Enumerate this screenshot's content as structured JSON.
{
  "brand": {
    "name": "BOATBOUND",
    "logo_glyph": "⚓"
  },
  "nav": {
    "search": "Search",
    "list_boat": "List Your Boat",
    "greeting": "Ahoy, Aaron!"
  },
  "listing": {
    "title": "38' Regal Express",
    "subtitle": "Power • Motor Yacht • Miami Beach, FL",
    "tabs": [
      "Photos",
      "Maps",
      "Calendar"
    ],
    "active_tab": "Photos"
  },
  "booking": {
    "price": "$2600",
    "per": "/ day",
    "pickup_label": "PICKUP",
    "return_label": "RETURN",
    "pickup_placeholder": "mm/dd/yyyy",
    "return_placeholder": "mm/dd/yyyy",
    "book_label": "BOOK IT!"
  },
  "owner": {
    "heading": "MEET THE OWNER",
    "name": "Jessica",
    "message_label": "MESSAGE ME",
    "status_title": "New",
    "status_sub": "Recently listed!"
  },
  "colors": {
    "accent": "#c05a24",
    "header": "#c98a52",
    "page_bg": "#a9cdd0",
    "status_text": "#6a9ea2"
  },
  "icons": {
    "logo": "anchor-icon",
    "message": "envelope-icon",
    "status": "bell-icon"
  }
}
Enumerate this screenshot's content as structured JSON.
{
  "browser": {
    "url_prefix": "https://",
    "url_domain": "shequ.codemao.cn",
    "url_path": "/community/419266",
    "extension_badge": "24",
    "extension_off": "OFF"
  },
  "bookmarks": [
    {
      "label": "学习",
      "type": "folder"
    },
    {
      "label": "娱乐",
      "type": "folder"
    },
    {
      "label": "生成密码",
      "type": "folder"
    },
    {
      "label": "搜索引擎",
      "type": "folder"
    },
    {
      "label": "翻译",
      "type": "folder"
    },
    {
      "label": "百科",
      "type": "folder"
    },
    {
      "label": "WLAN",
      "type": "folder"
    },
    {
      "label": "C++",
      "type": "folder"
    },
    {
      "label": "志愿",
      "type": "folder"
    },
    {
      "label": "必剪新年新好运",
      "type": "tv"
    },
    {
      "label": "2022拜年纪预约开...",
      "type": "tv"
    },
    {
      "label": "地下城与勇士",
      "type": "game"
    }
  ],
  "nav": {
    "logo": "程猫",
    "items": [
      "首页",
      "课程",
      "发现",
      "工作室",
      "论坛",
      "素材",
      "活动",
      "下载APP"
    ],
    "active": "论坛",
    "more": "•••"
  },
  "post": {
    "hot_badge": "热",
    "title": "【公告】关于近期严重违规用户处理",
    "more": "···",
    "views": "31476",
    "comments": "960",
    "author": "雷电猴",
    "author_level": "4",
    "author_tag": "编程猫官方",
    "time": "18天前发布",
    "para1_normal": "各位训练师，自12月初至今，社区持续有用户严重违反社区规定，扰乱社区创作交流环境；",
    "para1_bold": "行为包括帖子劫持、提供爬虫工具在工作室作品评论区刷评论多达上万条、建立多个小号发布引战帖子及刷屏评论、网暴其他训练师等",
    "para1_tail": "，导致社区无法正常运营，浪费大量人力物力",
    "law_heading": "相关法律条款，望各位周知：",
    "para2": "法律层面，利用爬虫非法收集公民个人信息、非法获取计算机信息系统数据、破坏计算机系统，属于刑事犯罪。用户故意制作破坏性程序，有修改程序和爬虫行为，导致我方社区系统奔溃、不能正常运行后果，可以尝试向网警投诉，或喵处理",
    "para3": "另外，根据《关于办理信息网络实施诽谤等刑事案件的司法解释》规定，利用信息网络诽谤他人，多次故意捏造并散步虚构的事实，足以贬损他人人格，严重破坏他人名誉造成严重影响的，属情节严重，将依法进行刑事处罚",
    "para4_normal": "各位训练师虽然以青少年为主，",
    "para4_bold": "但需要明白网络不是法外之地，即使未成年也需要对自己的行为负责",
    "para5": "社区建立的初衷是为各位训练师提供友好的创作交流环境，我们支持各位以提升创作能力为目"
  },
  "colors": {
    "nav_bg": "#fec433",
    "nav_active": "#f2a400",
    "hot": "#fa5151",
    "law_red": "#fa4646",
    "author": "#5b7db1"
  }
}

══════════════════════════════

- What you will do: Set down all of the data above, word for word.

- The solution:
Enumerate this screenshot's content as structured JSON.
{
  "brand": {
    "name": "BOATBOUND",
    "logo_glyph": "⚓"
  },
  "nav": {
    "search": "Search",
    "list_boat": "List Your Boat",
    "greeting": "Ahoy, Aaron!"
  },
  "listing": {
    "title": "38' Regal Express",
    "subtitle": "Power • Motor Yacht • Miami Beach, FL",
    "tabs": [
      "Photos",
      "Maps",
      "Calendar"
    ],
    "active_tab": "Photos"
  },
  "booking": {
    "price": "$2600",
    "per": "/ day",
    "pickup_label": "PICKUP",
    "return_label": "RETURN",
    "pickup_placeholder": "mm/dd/yyyy",
    "return_placeholder": "mm/dd/yyyy",
    "book_label": "BOOK IT!"
  },
  "owner": {
    "heading": "MEET THE OWNER",
    "name": "Jessica",
    "message_label": "MESSAGE ME",
    "status_title": "New",
    "status_sub": "Recently listed!"
  },
  "colors": {
    "accent": "#c05a24",
    "header": "#c98a52",
    "page_bg": "#a9cdd0",
    "status_text": "#6a9ea2"
  },
  "icons": {
    "logo": "anchor-icon",
    "message": "envelope-icon",
    "status": "bell-icon"
  }
}
Enumerate this screenshot's content as structured JSON.
{
  "browser": {
    "url_prefix": "https://",
    "url_domain": "shequ.codemao.cn",
    "url_path": "/community/419266",
    "extension_badge": "24",
    "extension_off": "OFF"
  },
  "bookmarks": [
    {
      "label": "学习",
      "type": "folder"
    },
    {
      "label": "娱乐",
      "type": "folder"
    },
    {
      "label": "生成密码",
      "type": "folder"
    },
    {
      "label": "搜索引擎",
      "type": "folder"
    },
    {
      "label": "翻译",
      "type": "folder"
    },
    {
      "label": "百科",
      "type": "folder"
    },
    {
      "label": "WLAN",
      "type": "folder"
    },
    {
      "label": "C++",
      "type": "folder"
    },
    {
      "label": "志愿",
      "type": "folder"
    },
    {
      "label": "必剪新年新好运",
      "type": "tv"
    },
    {
      "label": "2022拜年纪预约开...",
      "type": "tv"
    },
    {
      "label": "地下城与勇士",
      "type": "game"
    }
  ],
  "nav": {
    "logo": "程猫",
    "items": [
      "首页",
      "课程",
      "发现",
      "工作室",
      "论坛",
      "素材",
      "活动",
      "下载APP"
    ],
    "active": "论坛",
    "more": "•••"
  },
  "post": {
    "hot_badge": "热",
    "title": "【公告】关于近期严重违规用户处理",
    "more": "···",
    "views": "31476",
    "comments": "960",
    "author": "雷电猴",
    "author_level": "4",
    "author_tag": "编程猫官方",
    "time": "18天前发布",
    "para1_normal": "各位训练师，自12月初至今，社区持续有用户严重违反社区规定，扰乱社区创作交流环境；",
    "para1_bold": "行为包括帖子劫持、提供爬虫工具在工作室作品评论区刷评论多达上万条、建立多个小号发布引战帖子及刷屏评论、网暴其他训练师等",
    "para1_tail": "，导致社区无法正常运营，浪费大量人力物力",
    "law_heading": "相关法律条款，望各位周知：",
    "para2": "法律层面，利用爬虫非法收集公民个人信息、非法获取计算机信息系统数据、破坏计算机系统，属于刑事犯罪。用户故意制作破坏性程序，有修改程序和爬虫行为，导致我方社区系统奔溃、不能正常运行后果，可以尝试向网警投诉，或喵处理",
    "para3": "另外，根据《关于办理信息网络实施诽谤等刑事案件的司法解释》规定，利用信息网络诽谤他人，多次故意捏造并散步虚构的事实，足以贬损他人人格，严重破坏他人名誉造成严重影响的，属情节严重，将依法进行刑事处罚",
    "para4_normal": "各位训练师虽然以青少年为主，",
    "para4_bold": "但需要明白网络不是法外之地，即使未成年也需要对自己的行为负责",
    "para5": "社区建立的初衷是为各位训练师提供友好的创作交流环境，我们支持各位以提升创作能力为目"
  },
  "colors": {
    "nav_bg": "#fec433",
    "nav_active": "#f2a400",
    "hot": "#fa5151",
    "law_red": "#fa4646",
    "author": "#5b7db1"
  }
}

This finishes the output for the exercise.